TASK OBJECTIVE: From the entries below, gather each line containing the word "SILKS".

----- DATA SUPPLIED -----

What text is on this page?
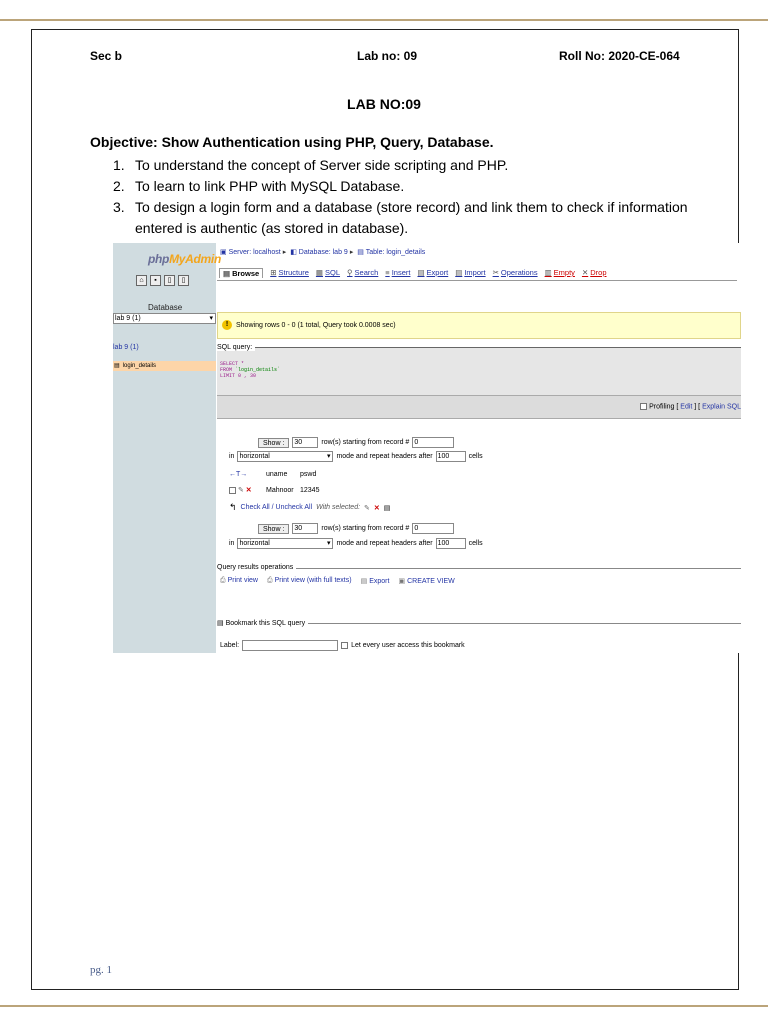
Sec b	Lab no: 09	Roll No: 2020-CE-064
LAB NO:09
Objective: Show Authentication using PHP, Query, Database.
1. To understand the concept of Server side scripting and PHP.
2. To learn to link PHP with MySQL Database.
3. To design a login form and a database (store record) and link them to check if information entered is authentic (as stored in database).
phpMyAdmin
⌂	▪	▯	▯
Database
lab 9 (1)	▾
lab 9 (1)
▤ login_details
▣ Server: localhost ▸ ◧ Database: lab 9 ▸ ▤ Table: login_details
▤ Browse	⊞ Structure ▦ SQL ⚲ Search ≡ Insert ▤ Export ▤ Import ✂ Operations ▥ Empty ✕ Drop
!	Showing rows 0 - 0 (1 total, Query took 0.0008 sec)
SQL query:
SELECT *
FROM `login_details`
LIMIT 0 , 30
Profiling [ Edit ] [ Explain SQL
Show :	30	row(s) starting from record # 0
in horizontal	▾ mode and repeat headers after 100	cells
←T→	uname	pswd
✎ ✕	Mahnoor 12345
↰ Check All / Uncheck All With selected: ✎ ✕ ▤
Show :	30	row(s) starting from record # 0
in horizontal	▾ mode and repeat headers after 100	cells
Query results operations
⎙ Print view ⎙ Print view (with full texts) ▤ Export ▣ CREATE VIEW
▤ Bookmark this SQL query
Label:	Let every user access this bookmark
pg. 1
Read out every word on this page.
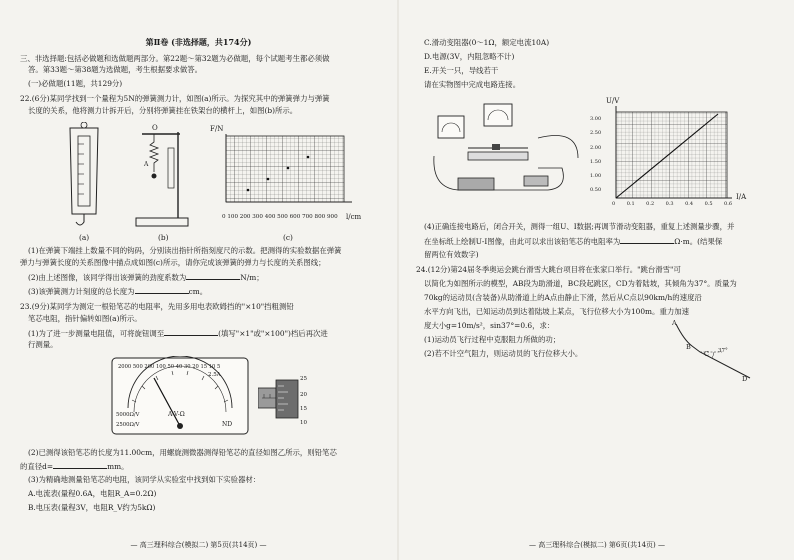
第Ⅱ卷 (非选择题，共174分)
三、非选择题:包括必做题和选做题两部分。第22题～第32题为必做题，每个试题考生都必须做
答。第33题～第38题为选做题，考生根据要求做答。
(一)必做题(11题，共129分)
22.(6分)某同学找到一个量程为5N的弹簧测力计，如图(a)所示。为探究其中的弹簧弹力与弹簧
长度的关系，他将测力计拆开后，分别将弹簧挂在铁架台的横杆上，如图(b)所示。
(a)
O
A
(b)
F/N
0 100 200 300 400 500 600 700 800 900 l/cm
(c)
(1)在弹簧下端挂上数量不同的钩码，分别读出指针所指刻度尺的示数。把测得的实验数据在弹簧
弹力与弹簧长度的关系图像中描点成如图(c)所示，请你完成该弹簧的弹力与长度的关系图线；
(2)由上述图像，该同学得出该弹簧的劲度系数为	N/m；
(3)该弹簧测力计刻度的总长度为	cm。
23.(9分)某同学为测定一根铅笔芯的电阻率，先用多用电表欧姆挡的"×10"挡粗测铅
笔芯电阻，指针偏转如图(a)所示。
(1)为了进一步测量电阻值，可将旋钮调至	(填写"×1"或"×100")档后再次进
行测量。
2000 500 200 100 50 40 30 20 15 10 5
2.5A
A-V-Ω
5000Ω/V
2500Ω/V	ND
25
20
15
10
(2)已测得该铅笔芯的长度为11.00cm，用螺旋测微器测得铅笔芯的直径如图乙所示，则铅笔芯
的直径d=	mm。
(3)为精确地测量铅笔芯的电阻，该同学从实验室中找到如下实验器材：
A.电流表(量程0.6A，电阻R_A=0.2Ω)
B.电压表(量程3V，电阻R_V约为5kΩ)
— 高三理科综合(模拟二) 第5页(共14页) —
C.滑动变阻器(0～1Ω，额定电流10A)
D.电源(3V，内阻忽略不计)
E.开关一只，导线若干
请在实物图中完成电路连接。
U/V
3.00
2.50
2.00
1.50
1.00
0.50
0 0.1 0.2 0.3 0.4 0.5 0.6
I/A
(4)正确连接电路后，闭合开关，测得一组U、I数据;再调节滑动变阻器，重复上述测量步骤，并
在坐标纸上绘制U-I图像，由此可以求出该铅笔芯的电阻率为	Ω·m。(结果保
留两位有效数字)
24.(12分)第24届冬季奥运会跳台滑雪大跳台项目将在张家口举行。"跳台滑雪"可
以简化为如图所示的模型，AB段为助滑道，BC段起跳区，CD为着陆坡，其倾角为37°。质量为
70kg的运动员(含装备)从助滑道上的A点由静止下滑，然后从C点以90km/h的速度沿
水平方向飞出，已知运动员到达着陆坡上某点，飞行位移大小为100m。重力加速
度大小g=10m/s²，sin37°=0.6，求：
(1)运动员飞行过程中克服阻力所做的功；
(2)若不计空气阻力，则运动员的飞行位移大小。
A
B
C 37°
D
— 高三理科综合(模拟二) 第6页(共14页) —
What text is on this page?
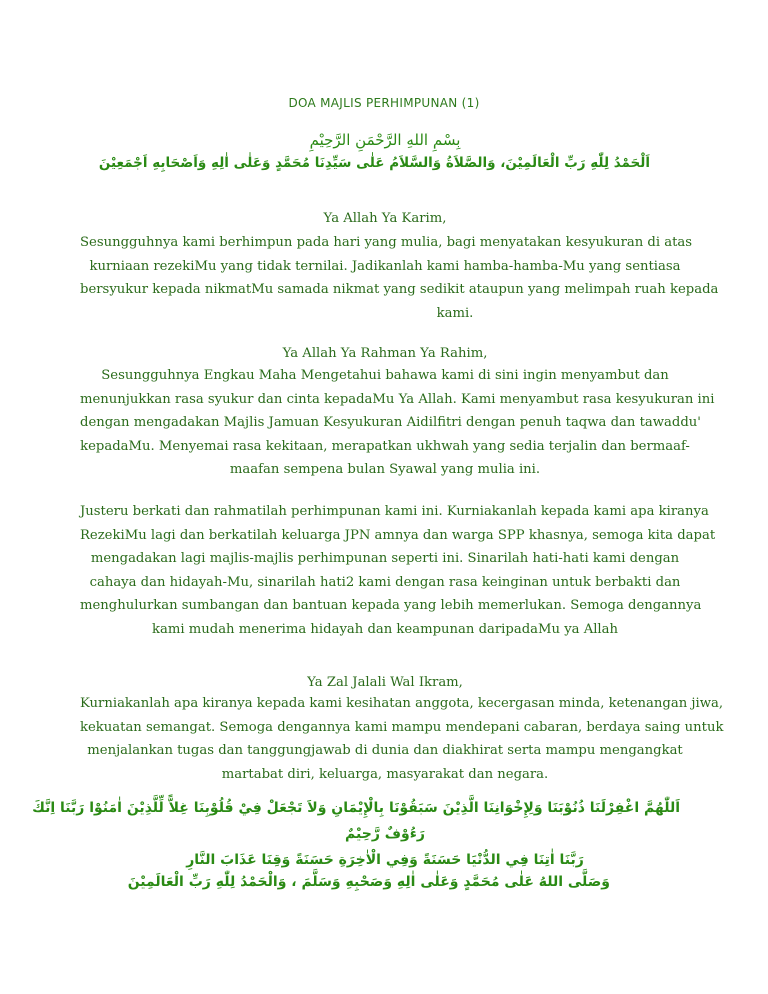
DOA MAJLIS PERHIMPUNAN (1)
بِسْمِ اللهِ الرَّحْمَنِ الرَّحِيْمِ
اَلْحَمْدُ لِلّٰهِ رَبِّ الْعَالَمِيْنَ، وَالصَّلاَةُ وَالسَّلاَمُ عَلٰى سَيِّدِنَا مُحَمَّدٍ وَعَلٰى اٰلِهِ وَاَصْحَابِهِ اَجْمَعِيْنَ
Ya Allah Ya Karim,
Sesungguhnya kami berhimpun pada hari yang mulia, bagi menyatakan kesyukuran di atas
kurniaan rezekiMu yang tidak ternilai. Jadikanlah kami hamba-hamba-Mu yang sentiasa
bersyukur kepada nikmatMu samada nikmat yang sedikit ataupun yang melimpah ruah kepada
kami.
Ya Allah Ya Rahman Ya Rahim,
Sesungguhnya Engkau Maha Mengetahui bahawa kami di sini ingin menyambut dan
menunjukkan rasa syukur dan cinta kepadaMu Ya Allah. Kami menyambut rasa kesyukuran ini
dengan mengadakan Majlis Jamuan Kesyukuran Aidilfitri dengan penuh taqwa dan tawaddu'
kepadaMu. Menyemai rasa kekitaan, merapatkan ukhwah yang sedia terjalin dan bermaaf-
maafan sempena bulan Syawal yang mulia ini.
Justeru berkati dan rahmatilah perhimpunan kami ini. Kurniakanlah kepada kami apa kiranya
RezekiMu lagi dan berkatilah keluarga JPN amnya dan warga SPP khasnya, semoga kita dapat
mengadakan lagi majlis-majlis perhimpunan seperti ini. Sinarilah hati-hati kami dengan
cahaya dan hidayah-Mu, sinarilah hati2 kami dengan rasa keinginan untuk berbakti dan
menghulurkan sumbangan dan bantuan kepada yang lebih memerlukan. Semoga dengannya
kami mudah menerima hidayah dan keampunan daripadaMu ya Allah
Ya Zal Jalali Wal Ikram,
Kurniakanlah apa kiranya kepada kami kesihatan anggota, kecergasan minda, ketenangan jiwa,
kekuatan semangat. Semoga dengannya kami mampu mendepani cabaran, berdaya saing untuk
menjalankan tugas dan tanggungjawab di dunia dan diakhirat serta mampu mengangkat
martabat diri, keluarga, masyarakat dan negara.
اَللّٰهُمَّ اغْفِرْلَنَا ذُنُوْبَنَا وَلِإِخْوَانِنَا الَّذِيْنَ سَبَقُوْنَا بِالْإِيْمَانِ وَلاَ تَجْعَلْ فِيْ قُلُوْبِنَا غِلاًّ لِّلَّذِيْنَ اٰمَنُوْا رَبَّنَا اِنَّكَ
رَءُوْفٌ رَّحِيْمٌ
رَبَّنَا اٰتِنَا فِي الدُّنْيَا حَسَنَةً وَفِي الْاٰخِرَةِ حَسَنَةً وَقِنَا عَذَابَ النَّارِ
وَصَلَّى اللهُ عَلٰى مُحَمَّدٍ وَعَلٰى اٰلِهِ وَصَحْبِهِ وَسَلَّمَ ، وَالْحَمْدُ لِلّٰهِ رَبِّ الْعَالَمِيْنَ
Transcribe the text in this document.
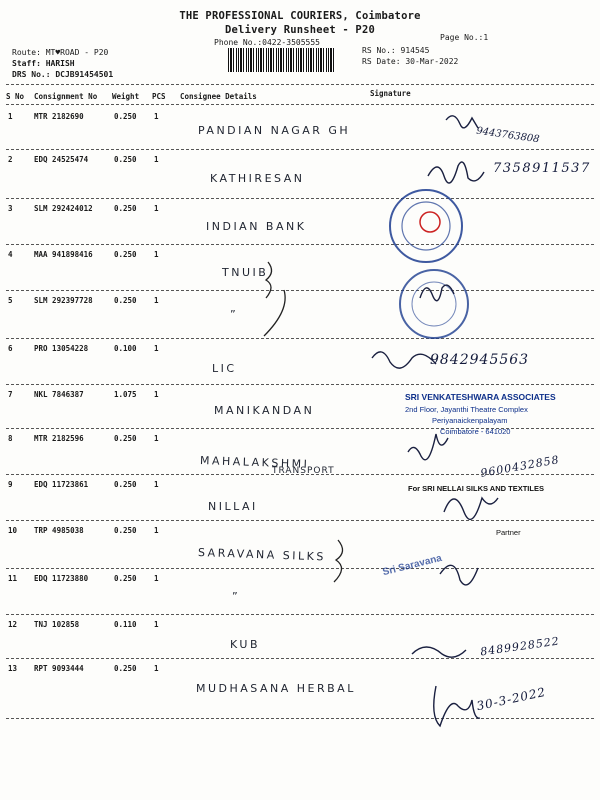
THE PROFESSIONAL COURIERS, Coimbatore
Delivery Runsheet - P20
Phone No.:0422-3505555
Page No.:1
Route: MT♥ROAD - P20
Staff: HARISH
DRS No.: DCJB91454501
RS No.: 914545
RS Date: 30-Mar-2022
S No Consignment No Weight PCS Consignee Details	Signature
1	MTR 2182690	0.250 1
PANDIAN NAGAR GH
2	EDQ 24525474	0.250 1
KATHIRESAN
3	SLM 292424012	0.250 1
INDIAN BANK
4	MAA 941898416	0.250 1
TNUIB
5	SLM 292397728	0.250 1
”
6	PRO 13054228	0.100 1
LIC
7	NKL 7846387	1.075 1
MANIKANDAN
8	MTR 2182596	0.250 1
MAHALAKSHMI
TRANSPORT
9	EDQ 11723861	0.250 1
NILLAI
10 TRP 4985038	0.250 1
SARAVANA SILKS
11 EDQ 11723880	0.250 1
”
12 TNJ 102858	0.110 1
KUB
13 RPT 9093444	0.250 1
MUDHASANA HERBAL
SRI VENKATESHWARA ASSOCIATES
2nd Floor, Jayanthi Theatre Complex
Periyanaickenpalayam
Coimbatore - 641020
For SRI NELLAI SILKS AND TEXTILES
Partner
Sri Saravana
9443763808
7358911537
9842945563
9600432858
8489928522
30-3-2022
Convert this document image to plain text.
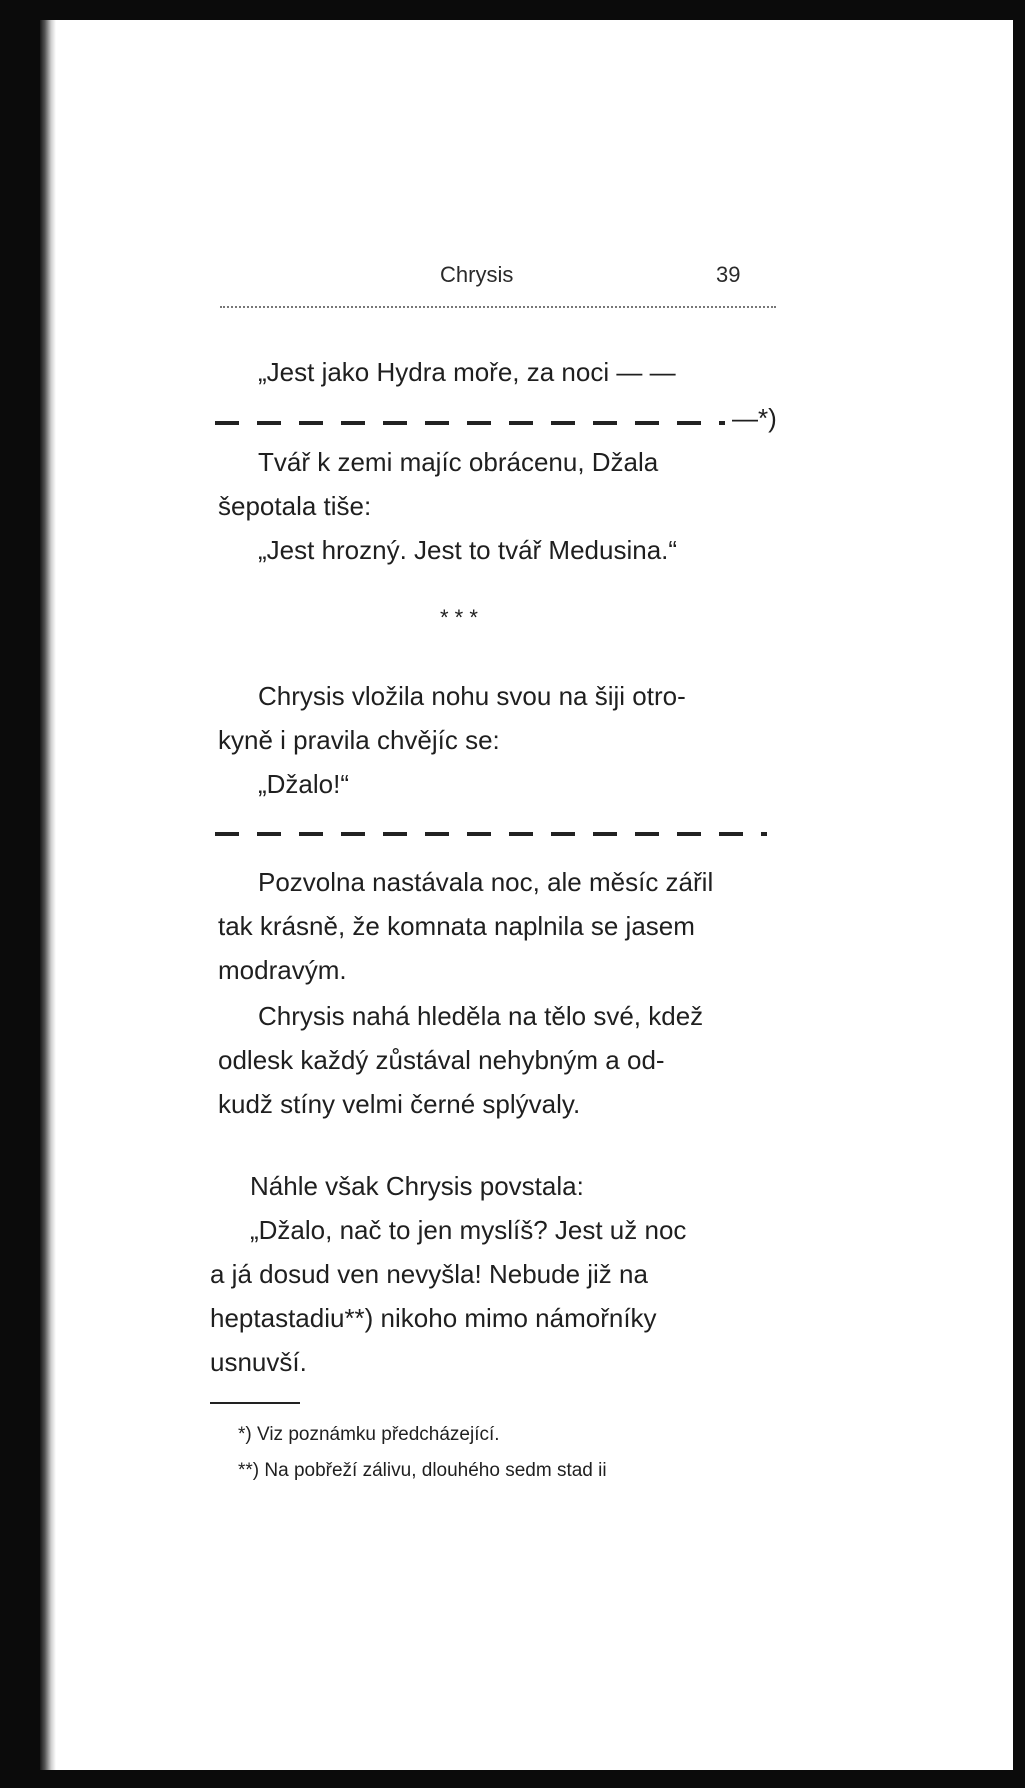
Chrysis	39
„Jest jako Hydra moře, za noci — —
—*)
Tvář k zemi majíc obrácenu, Džala
šepotala tiše:
„Jest hrozný. Jest to tvář Medusina.“
* * *
Chrysis vložila nohu svou na šiji otro-
kyně i pravila chvějíc se:
„Džalo!“
Pozvolna nastávala noc, ale měsíc zářil
tak krásně, že komnata naplnila se jasem
modravým.
Chrysis nahá hleděla na tělo své, kdež
odlesk každý zůstával nehybným a od-
kudž stíny velmi černé splývaly.
Náhle však Chrysis povstala:
„Džalo, nač to jen myslíš? Jest už noc
a já dosud ven nevyšla! Nebude již na
heptastadiu**) nikoho mimo námořníky
usnuvší.
*) Viz poznámku předcházející.
**) Na pobřeží zálivu, dlouhého sedm stad ii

-----

ANSWER BELOW:
SARAVANA SILKS
For SRI NELLAI SILKS AND TEXTILES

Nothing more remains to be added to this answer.